DO THIS ::
Return all of the lines below exactly as they are.

DATA FOR PROCESSING ::
● ● ● ● ● ● ●
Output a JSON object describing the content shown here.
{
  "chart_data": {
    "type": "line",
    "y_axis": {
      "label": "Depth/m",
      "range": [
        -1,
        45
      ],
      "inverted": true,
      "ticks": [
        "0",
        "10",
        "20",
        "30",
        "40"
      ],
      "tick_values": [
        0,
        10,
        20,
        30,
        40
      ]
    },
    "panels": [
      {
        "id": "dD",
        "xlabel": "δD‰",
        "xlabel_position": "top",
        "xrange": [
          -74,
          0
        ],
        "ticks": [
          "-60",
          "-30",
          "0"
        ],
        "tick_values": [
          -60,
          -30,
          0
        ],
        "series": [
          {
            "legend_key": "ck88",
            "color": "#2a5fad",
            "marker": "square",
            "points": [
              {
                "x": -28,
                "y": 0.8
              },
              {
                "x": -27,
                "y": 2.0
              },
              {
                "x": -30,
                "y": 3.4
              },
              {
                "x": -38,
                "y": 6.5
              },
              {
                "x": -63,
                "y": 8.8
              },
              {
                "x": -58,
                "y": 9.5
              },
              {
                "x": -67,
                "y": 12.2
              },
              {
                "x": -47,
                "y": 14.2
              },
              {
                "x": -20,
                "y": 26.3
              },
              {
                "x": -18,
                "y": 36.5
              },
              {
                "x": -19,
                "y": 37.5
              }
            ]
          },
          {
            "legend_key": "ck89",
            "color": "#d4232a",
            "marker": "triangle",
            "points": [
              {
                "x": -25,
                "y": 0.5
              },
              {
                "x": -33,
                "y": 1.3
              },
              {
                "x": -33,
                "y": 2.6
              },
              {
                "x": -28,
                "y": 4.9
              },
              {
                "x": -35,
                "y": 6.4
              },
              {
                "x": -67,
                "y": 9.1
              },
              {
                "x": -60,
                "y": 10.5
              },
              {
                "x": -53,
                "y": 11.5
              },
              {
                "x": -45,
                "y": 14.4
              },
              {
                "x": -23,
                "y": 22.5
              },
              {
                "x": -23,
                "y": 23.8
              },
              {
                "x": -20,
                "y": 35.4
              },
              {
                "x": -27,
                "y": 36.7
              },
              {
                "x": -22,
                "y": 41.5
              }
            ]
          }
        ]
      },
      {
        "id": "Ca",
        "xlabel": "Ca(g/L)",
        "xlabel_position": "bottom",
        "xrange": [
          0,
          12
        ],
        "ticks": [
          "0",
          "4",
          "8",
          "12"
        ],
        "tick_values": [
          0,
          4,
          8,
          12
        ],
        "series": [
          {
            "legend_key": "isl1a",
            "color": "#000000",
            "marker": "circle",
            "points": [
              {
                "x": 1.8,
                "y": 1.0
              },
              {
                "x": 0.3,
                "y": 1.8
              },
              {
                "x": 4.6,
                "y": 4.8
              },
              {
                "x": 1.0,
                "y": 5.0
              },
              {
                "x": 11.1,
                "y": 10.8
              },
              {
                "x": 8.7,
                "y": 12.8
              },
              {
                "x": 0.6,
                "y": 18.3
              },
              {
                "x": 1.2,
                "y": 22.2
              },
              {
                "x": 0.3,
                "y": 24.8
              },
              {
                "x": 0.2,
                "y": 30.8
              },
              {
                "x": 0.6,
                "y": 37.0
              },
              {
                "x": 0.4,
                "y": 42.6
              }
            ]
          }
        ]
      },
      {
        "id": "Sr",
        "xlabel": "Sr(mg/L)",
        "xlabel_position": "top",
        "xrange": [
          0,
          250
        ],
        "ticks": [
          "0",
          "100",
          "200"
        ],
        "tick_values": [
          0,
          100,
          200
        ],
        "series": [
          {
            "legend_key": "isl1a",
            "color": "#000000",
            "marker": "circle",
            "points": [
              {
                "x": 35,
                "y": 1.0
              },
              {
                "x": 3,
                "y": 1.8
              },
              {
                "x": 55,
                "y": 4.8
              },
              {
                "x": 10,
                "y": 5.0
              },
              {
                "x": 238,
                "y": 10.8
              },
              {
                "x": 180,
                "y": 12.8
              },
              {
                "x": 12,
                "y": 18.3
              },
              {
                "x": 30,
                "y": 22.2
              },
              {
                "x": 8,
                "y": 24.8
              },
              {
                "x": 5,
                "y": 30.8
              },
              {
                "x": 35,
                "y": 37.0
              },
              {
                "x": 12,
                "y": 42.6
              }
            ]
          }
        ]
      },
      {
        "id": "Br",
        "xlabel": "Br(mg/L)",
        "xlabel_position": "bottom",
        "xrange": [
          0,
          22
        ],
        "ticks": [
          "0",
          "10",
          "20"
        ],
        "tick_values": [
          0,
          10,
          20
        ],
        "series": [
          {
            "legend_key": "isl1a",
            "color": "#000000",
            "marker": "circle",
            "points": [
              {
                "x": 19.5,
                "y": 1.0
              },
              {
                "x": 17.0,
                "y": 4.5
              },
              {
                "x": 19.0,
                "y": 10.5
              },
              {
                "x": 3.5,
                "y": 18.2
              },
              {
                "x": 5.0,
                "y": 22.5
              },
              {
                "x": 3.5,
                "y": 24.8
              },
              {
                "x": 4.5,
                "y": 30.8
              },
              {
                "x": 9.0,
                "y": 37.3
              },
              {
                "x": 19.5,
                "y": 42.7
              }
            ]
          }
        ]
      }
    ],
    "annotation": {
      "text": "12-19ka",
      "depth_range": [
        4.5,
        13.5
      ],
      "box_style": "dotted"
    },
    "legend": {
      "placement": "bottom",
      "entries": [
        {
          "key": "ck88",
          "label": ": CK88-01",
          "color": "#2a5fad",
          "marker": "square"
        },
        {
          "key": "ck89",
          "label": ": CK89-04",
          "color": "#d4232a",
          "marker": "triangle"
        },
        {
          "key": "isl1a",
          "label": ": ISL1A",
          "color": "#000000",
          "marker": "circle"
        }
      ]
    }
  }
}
● ● ● ● ● ● ●
ANSWER FOR THIS EXERCISE ::
Output a JSON object describing the content shown here.
{
  "chart_data": {
    "type": "line",
    "y_axis": {
      "label": "Depth/m",
      "range": [
        -1,
        45
      ],
      "inverted": true,
      "ticks": [
        "0",
        "10",
        "20",
        "30",
        "40"
      ],
      "tick_values": [
        0,
        10,
        20,
        30,
        40
      ]
    },
    "panels": [
      {
        "id": "dD",
        "xlabel": "δD‰",
        "xlabel_position": "top",
        "xrange": [
          -74,
          0
        ],
        "ticks": [
          "-60",
          "-30",
          "0"
        ],
        "tick_values": [
          -60,
          -30,
          0
        ],
        "series": [
          {
            "legend_key": "ck88",
            "color": "#2a5fad",
            "marker": "square",
            "points": [
              {
                "x": -28,
                "y": 0.8
              },
              {
                "x": -27,
                "y": 2.0
              },
              {
                "x": -30,
                "y": 3.4
              },
              {
                "x": -38,
                "y": 6.5
              },
              {
                "x": -63,
                "y": 8.8
              },
              {
                "x": -58,
                "y": 9.5
              },
              {
                "x": -67,
                "y": 12.2
              },
              {
                "x": -47,
                "y": 14.2
              },
              {
                "x": -20,
                "y": 26.3
              },
              {
                "x": -18,
                "y": 36.5
              },
              {
                "x": -19,
                "y": 37.5
              }
            ]
          },
          {
            "legend_key": "ck89",
            "color": "#d4232a",
            "marker": "triangle",
            "points": [
              {
                "x": -25,
                "y": 0.5
              },
              {
                "x": -33,
                "y": 1.3
              },
              {
                "x": -33,
                "y": 2.6
              },
              {
                "x": -28,
                "y": 4.9
              },
              {
                "x": -35,
                "y": 6.4
              },
              {
                "x": -67,
                "y": 9.1
              },
              {
                "x": -60,
                "y": 10.5
              },
              {
                "x": -53,
                "y": 11.5
              },
              {
                "x": -45,
                "y": 14.4
              },
              {
                "x": -23,
                "y": 22.5
              },
              {
                "x": -23,
                "y": 23.8
              },
              {
                "x": -20,
                "y": 35.4
              },
              {
                "x": -27,
                "y": 36.7
              },
              {
                "x": -22,
                "y": 41.5
              }
            ]
          }
        ]
      },
      {
        "id": "Ca",
        "xlabel": "Ca(g/L)",
        "xlabel_position": "bottom",
        "xrange": [
          0,
          12
        ],
        "ticks": [
          "0",
          "4",
          "8",
          "12"
        ],
        "tick_values": [
          0,
          4,
          8,
          12
        ],
        "series": [
          {
            "legend_key": "isl1a",
            "color": "#000000",
            "marker": "circle",
            "points": [
              {
                "x": 1.8,
                "y": 1.0
              },
              {
                "x": 0.3,
                "y": 1.8
              },
              {
                "x": 4.6,
                "y": 4.8
              },
              {
                "x": 1.0,
                "y": 5.0
              },
              {
                "x": 11.1,
                "y": 10.8
              },
              {
                "x": 8.7,
                "y": 12.8
              },
              {
                "x": 0.6,
                "y": 18.3
              },
              {
                "x": 1.2,
                "y": 22.2
              },
              {
                "x": 0.3,
                "y": 24.8
              },
              {
                "x": 0.2,
                "y": 30.8
              },
              {
                "x": 0.6,
                "y": 37.0
              },
              {
                "x": 0.4,
                "y": 42.6
              }
            ]
          }
        ]
      },
      {
        "id": "Sr",
        "xlabel": "Sr(mg/L)",
        "xlabel_position": "top",
        "xrange": [
          0,
          250
        ],
        "ticks": [
          "0",
          "100",
          "200"
        ],
        "tick_values": [
          0,
          100,
          200
        ],
        "series": [
          {
            "legend_key": "isl1a",
            "color": "#000000",
            "marker": "circle",
            "points": [
              {
                "x": 35,
                "y": 1.0
              },
              {
                "x": 3,
                "y": 1.8
              },
              {
                "x": 55,
                "y": 4.8
              },
              {
                "x": 10,
                "y": 5.0
              },
              {
                "x": 238,
                "y": 10.8
              },
              {
                "x": 180,
                "y": 12.8
              },
              {
                "x": 12,
                "y": 18.3
              },
              {
                "x": 30,
                "y": 22.2
              },
              {
                "x": 8,
                "y": 24.8
              },
              {
                "x": 5,
                "y": 30.8
              },
              {
                "x": 35,
                "y": 37.0
              },
              {
                "x": 12,
                "y": 42.6
              }
            ]
          }
        ]
      },
      {
        "id": "Br",
        "xlabel": "Br(mg/L)",
        "xlabel_position": "bottom",
        "xrange": [
          0,
          22
        ],
        "ticks": [
          "0",
          "10",
          "20"
        ],
        "tick_values": [
          0,
          10,
          20
        ],
        "series": [
          {
            "legend_key": "isl1a",
            "color": "#000000",
            "marker": "circle",
            "points": [
              {
                "x": 19.5,
                "y": 1.0
              },
              {
                "x": 17.0,
                "y": 4.5
              },
              {
                "x": 19.0,
                "y": 10.5
              },
              {
                "x": 3.5,
                "y": 18.2
              },
              {
                "x": 5.0,
                "y": 22.5
              },
              {
                "x": 3.5,
                "y": 24.8
              },
              {
                "x": 4.5,
                "y": 30.8
              },
              {
                "x": 9.0,
                "y": 37.3
              },
              {
                "x": 19.5,
                "y": 42.7
              }
            ]
          }
        ]
      }
    ],
    "annotation": {
      "text": "12-19ka",
      "depth_range": [
        4.5,
        13.5
      ],
      "box_style": "dotted"
    },
    "legend": {
      "placement": "bottom",
      "entries": [
        {
          "key": "ck88",
          "label": ": CK88-01",
          "color": "#2a5fad",
          "marker": "square"
        },
        {
          "key": "ck89",
          "label": ": CK89-04",
          "color": "#d4232a",
          "marker": "triangle"
        },
        {
          "key": "isl1a",
          "label": ": ISL1A",
          "color": "#000000",
          "marker": "circle"
        }
      ]
    }
  }
}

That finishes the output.